--- START DATA ROWS ---
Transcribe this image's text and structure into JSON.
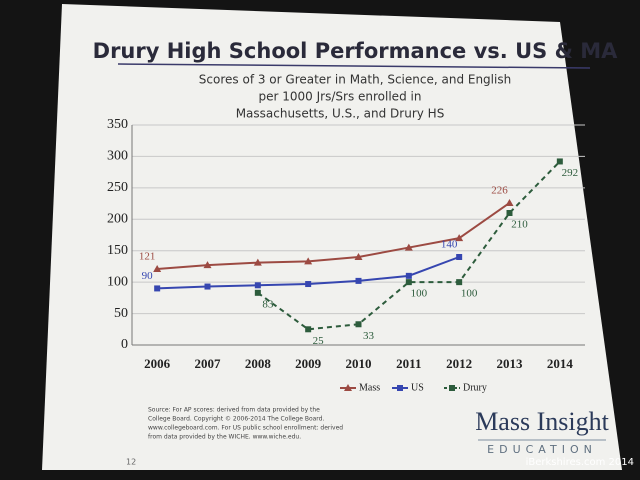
{
  "chart_data": {
    "type": "line",
    "title": "Drury High School Performance vs. US & MA",
    "subtitle": [
      "Scores of 3 or Greater in Math, Science, and English",
      "per 1000 Jrs/Srs enrolled in",
      "Massachusetts, U.S., and Drury HS"
    ],
    "categories": [
      "2006",
      "2007",
      "2008",
      "2009",
      "2010",
      "2011",
      "2012",
      "2013",
      "2014"
    ],
    "series": [
      {
        "name": "Mass",
        "color": "#9c4a42",
        "marker": "triangle",
        "dash": false,
        "values": [
          121,
          127,
          131,
          133,
          140,
          155,
          170,
          226,
          null
        ],
        "value_labels": [
          "121",
          null,
          null,
          null,
          null,
          null,
          null,
          "226",
          null
        ]
      },
      {
        "name": "US",
        "color": "#3646b0",
        "marker": "square",
        "dash": false,
        "values": [
          90,
          93,
          95,
          97,
          102,
          110,
          140,
          null,
          null
        ],
        "value_labels": [
          "90",
          null,
          null,
          null,
          null,
          null,
          "140",
          null,
          null
        ]
      },
      {
        "name": "Drury",
        "color": "#2d5c3c",
        "marker": "square",
        "dash": true,
        "values": [
          null,
          null,
          83,
          25,
          33,
          100,
          100,
          210,
          292
        ],
        "value_labels": [
          null,
          null,
          "83",
          "25",
          "33",
          "100",
          "100",
          "210",
          "292"
        ]
      }
    ],
    "ylim": [
      0,
      350
    ],
    "yticks": [
      0,
      50,
      100,
      150,
      200,
      250,
      300,
      350
    ],
    "grid": true,
    "source": [
      "Source: For AP scores: derived from data provided by the",
      "College Board. Copyright © 2006-2014 The College Board.",
      "www.collegeboard.com. For US public school enrollment: derived",
      "from data provided by the WICHE. www.wiche.edu."
    ],
    "logo": "Mass Insight",
    "logo_sub": "EDUCATION",
    "page_number": "12",
    "watermark": "iBerkshires.com 2014"
  }
}
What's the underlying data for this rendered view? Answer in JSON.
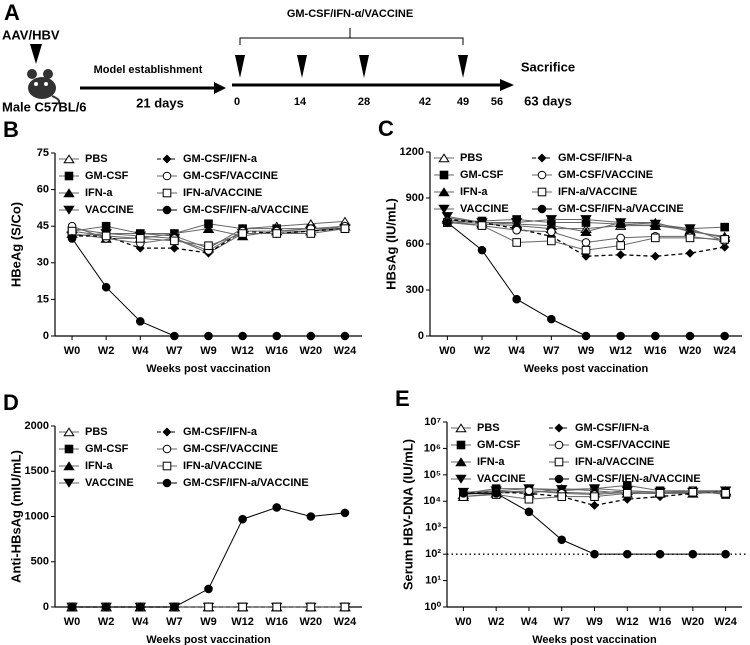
{
  "panel_a": {
    "label": "A",
    "injection": "AAV/HBV",
    "mouse": "Male C57BL/6",
    "phase_1": "Model establishment",
    "phase_1_duration": "21 days",
    "treatment": "GM-CSF/IFN-α/VACCINE",
    "end": "Sacrifice",
    "timeline": [
      "0",
      "14",
      "28",
      "42",
      "49",
      "56",
      "63 days"
    ]
  },
  "chart_data": [
    {
      "type": "line",
      "panel": "B",
      "y_label": "HBeAg (S/Co)",
      "x_label": "Weeks post vaccination",
      "categories": [
        "W0",
        "W2",
        "W4",
        "W7",
        "W9",
        "W12",
        "W16",
        "W20",
        "W24"
      ],
      "ylim": [
        0,
        75
      ],
      "yticks": [
        0,
        15,
        30,
        45,
        60,
        75
      ],
      "series": [
        {
          "name": "PBS",
          "color": "#666",
          "marker": "triangle-open",
          "line_style": "solid",
          "values": [
            44,
            42,
            42,
            41,
            36,
            44,
            45,
            46,
            47
          ]
        },
        {
          "name": "GM-CSF",
          "color": "#666",
          "marker": "square",
          "line_style": "solid",
          "values": [
            43,
            45,
            42,
            42,
            46,
            44,
            44,
            44,
            44
          ]
        },
        {
          "name": "IFN-a",
          "color": "#666",
          "marker": "triangle",
          "line_style": "solid",
          "values": [
            42,
            40,
            40,
            42,
            44,
            41,
            43,
            43,
            45
          ]
        },
        {
          "name": "VACCINE",
          "color": "#666",
          "marker": "triangle-down",
          "line_style": "solid",
          "values": [
            41,
            42,
            41,
            40,
            34,
            42,
            42,
            43,
            44
          ]
        },
        {
          "name": "GM-CSF/IFN-a",
          "color": "#000",
          "marker": "diamond",
          "line_style": "dashed",
          "values": [
            41,
            41,
            36,
            36,
            34,
            43,
            42,
            43,
            44
          ]
        },
        {
          "name": "GM-CSF/VACCINE",
          "color": "#666",
          "marker": "circle-open",
          "line_style": "solid",
          "values": [
            45,
            40,
            38,
            40,
            35,
            43,
            43,
            44,
            45
          ]
        },
        {
          "name": "IFN-a/VACCINE",
          "color": "#666",
          "marker": "square-open",
          "line_style": "solid",
          "values": [
            43,
            41,
            40,
            39,
            37,
            42,
            42,
            42,
            44
          ]
        },
        {
          "name": "GM-CSF/IFN-a/VACCINE",
          "color": "#000",
          "marker": "circle",
          "line_style": "solid",
          "values": [
            40,
            20,
            6,
            0,
            0,
            0,
            0,
            0,
            0
          ]
        }
      ]
    },
    {
      "type": "line",
      "panel": "C",
      "y_label": "HBsAg (IU/mL)",
      "x_label": "Weeks post vaccination",
      "categories": [
        "W0",
        "W2",
        "W4",
        "W7",
        "W9",
        "W12",
        "W16",
        "W20",
        "W24"
      ],
      "ylim": [
        0,
        1200
      ],
      "yticks": [
        0,
        300,
        600,
        900,
        1200
      ],
      "series": [
        {
          "name": "PBS",
          "color": "#666",
          "marker": "triangle-open",
          "line_style": "solid",
          "values": [
            760,
            730,
            720,
            700,
            700,
            720,
            720,
            690,
            640
          ]
        },
        {
          "name": "GM-CSF",
          "color": "#666",
          "marker": "square",
          "line_style": "solid",
          "values": [
            740,
            750,
            760,
            740,
            740,
            730,
            720,
            700,
            710
          ]
        },
        {
          "name": "IFN-a",
          "color": "#666",
          "marker": "triangle",
          "line_style": "solid",
          "values": [
            770,
            740,
            730,
            720,
            680,
            740,
            740,
            680,
            650
          ]
        },
        {
          "name": "VACCINE",
          "color": "#666",
          "marker": "triangle-down",
          "line_style": "solid",
          "values": [
            780,
            740,
            740,
            760,
            760,
            740,
            730,
            700,
            620
          ]
        },
        {
          "name": "GM-CSF/IFN-a",
          "color": "#000",
          "marker": "diamond",
          "line_style": "dashed",
          "values": [
            760,
            740,
            700,
            650,
            520,
            530,
            520,
            540,
            580
          ]
        },
        {
          "name": "GM-CSF/VACCINE",
          "color": "#666",
          "marker": "circle-open",
          "line_style": "solid",
          "values": [
            750,
            720,
            690,
            680,
            610,
            640,
            650,
            650,
            620
          ]
        },
        {
          "name": "IFN-a/VACCINE",
          "color": "#666",
          "marker": "square-open",
          "line_style": "solid",
          "values": [
            740,
            720,
            610,
            620,
            560,
            590,
            640,
            640,
            630
          ]
        },
        {
          "name": "GM-CSF/IFN-a/VACCINE",
          "color": "#000",
          "marker": "circle",
          "line_style": "solid",
          "values": [
            740,
            560,
            240,
            110,
            0,
            0,
            0,
            0,
            0
          ]
        }
      ]
    },
    {
      "type": "line",
      "panel": "D",
      "y_label": "Anti-HBsAg (mIU/mL)",
      "x_label": "Weeks post vaccination",
      "categories": [
        "W0",
        "W2",
        "W4",
        "W7",
        "W9",
        "W12",
        "W16",
        "W20",
        "W24"
      ],
      "ylim": [
        0,
        2000
      ],
      "yticks": [
        0,
        500,
        1000,
        1500,
        2000
      ],
      "series": [
        {
          "name": "PBS",
          "color": "#666",
          "marker": "triangle-open",
          "line_style": "solid",
          "values": [
            0,
            0,
            0,
            0,
            0,
            0,
            0,
            0,
            0
          ]
        },
        {
          "name": "GM-CSF",
          "color": "#666",
          "marker": "square",
          "line_style": "solid",
          "values": [
            0,
            0,
            0,
            0,
            0,
            0,
            0,
            0,
            0
          ]
        },
        {
          "name": "IFN-a",
          "color": "#666",
          "marker": "triangle",
          "line_style": "solid",
          "values": [
            0,
            0,
            0,
            0,
            0,
            0,
            0,
            0,
            0
          ]
        },
        {
          "name": "VACCINE",
          "color": "#666",
          "marker": "triangle-down",
          "line_style": "solid",
          "values": [
            0,
            0,
            0,
            0,
            0,
            0,
            0,
            0,
            0
          ]
        },
        {
          "name": "GM-CSF/IFN-a",
          "color": "#000",
          "marker": "diamond",
          "line_style": "dashed",
          "values": [
            0,
            0,
            0,
            0,
            0,
            0,
            0,
            0,
            0
          ]
        },
        {
          "name": "GM-CSF/VACCINE",
          "color": "#666",
          "marker": "circle-open",
          "line_style": "solid",
          "values": [
            0,
            0,
            0,
            0,
            0,
            0,
            0,
            0,
            0
          ]
        },
        {
          "name": "IFN-a/VACCINE",
          "color": "#666",
          "marker": "square-open",
          "line_style": "solid",
          "values": [
            0,
            0,
            0,
            0,
            0,
            0,
            0,
            0,
            0
          ]
        },
        {
          "name": "GM-CSF/IFN-a/VACCINE",
          "color": "#000",
          "marker": "circle",
          "line_style": "solid",
          "values": [
            0,
            0,
            0,
            0,
            200,
            970,
            1100,
            1000,
            1040
          ]
        }
      ]
    },
    {
      "type": "line",
      "panel": "E",
      "y_label": "Serum HBV-DNA (IU/mL)",
      "x_label": "Weeks post vaccination",
      "categories": [
        "W0",
        "W2",
        "W4",
        "W7",
        "W9",
        "W12",
        "W16",
        "W20",
        "W24"
      ],
      "log_scale": true,
      "ylim": [
        1,
        10000000
      ],
      "yticks": [
        {
          "value": 1,
          "label": "10⁰"
        },
        {
          "value": 10,
          "label": "10¹"
        },
        {
          "value": 100,
          "label": "10²"
        },
        {
          "value": 1000,
          "label": "10³"
        },
        {
          "value": 10000,
          "label": "10⁴"
        },
        {
          "value": 100000,
          "label": "10⁵"
        },
        {
          "value": 1000000,
          "label": "10⁶"
        },
        {
          "value": 10000000,
          "label": "10⁷"
        }
      ],
      "hline": 100,
      "series": [
        {
          "name": "PBS",
          "color": "#666",
          "marker": "triangle-open",
          "line_style": "solid",
          "values": [
            15000,
            20000,
            25000,
            22000,
            20000,
            25000,
            22000,
            25000,
            25000
          ]
        },
        {
          "name": "GM-CSF",
          "color": "#666",
          "marker": "square",
          "line_style": "solid",
          "values": [
            20000,
            30000,
            30000,
            25000,
            30000,
            40000,
            25000,
            25000,
            18000
          ]
        },
        {
          "name": "IFN-a",
          "color": "#666",
          "marker": "triangle",
          "line_style": "solid",
          "values": [
            18000,
            25000,
            20000,
            30000,
            25000,
            20000,
            20000,
            20000,
            22000
          ]
        },
        {
          "name": "VACCINE",
          "color": "#666",
          "marker": "triangle-down",
          "line_style": "solid",
          "values": [
            22000,
            25000,
            30000,
            28000,
            30000,
            25000,
            22000,
            22000,
            25000
          ]
        },
        {
          "name": "GM-CSF/IFN-a",
          "color": "#000",
          "marker": "diamond",
          "line_style": "dashed",
          "values": [
            20000,
            22000,
            20000,
            15000,
            7000,
            12000,
            15000,
            20000,
            25000
          ]
        },
        {
          "name": "GM-CSF/VACCINE",
          "color": "#666",
          "marker": "circle-open",
          "line_style": "solid",
          "values": [
            18000,
            22000,
            25000,
            20000,
            18000,
            22000,
            20000,
            25000,
            22000
          ]
        },
        {
          "name": "IFN-a/VACCINE",
          "color": "#666",
          "marker": "square-open",
          "line_style": "solid",
          "values": [
            15000,
            18000,
            12000,
            15000,
            15000,
            20000,
            20000,
            22000,
            20000
          ]
        },
        {
          "name": "GM-CSF/IFN-a/VACCINE",
          "color": "#000",
          "marker": "circle",
          "line_style": "solid",
          "values": [
            20000,
            20000,
            4000,
            350,
            100,
            100,
            100,
            100,
            100
          ]
        }
      ]
    }
  ]
}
--- END DATA ROWS ---
-- WRITTEN INSTRUCTION --
Filter out all lines lacking the word "HBsAg" and copy the rest.

-- SOLUTION TO THIS PROBLEM --
      "y_label": "HBsAg (IU/mL)",
      "y_label": "Anti-HBsAg (mIU/mL)",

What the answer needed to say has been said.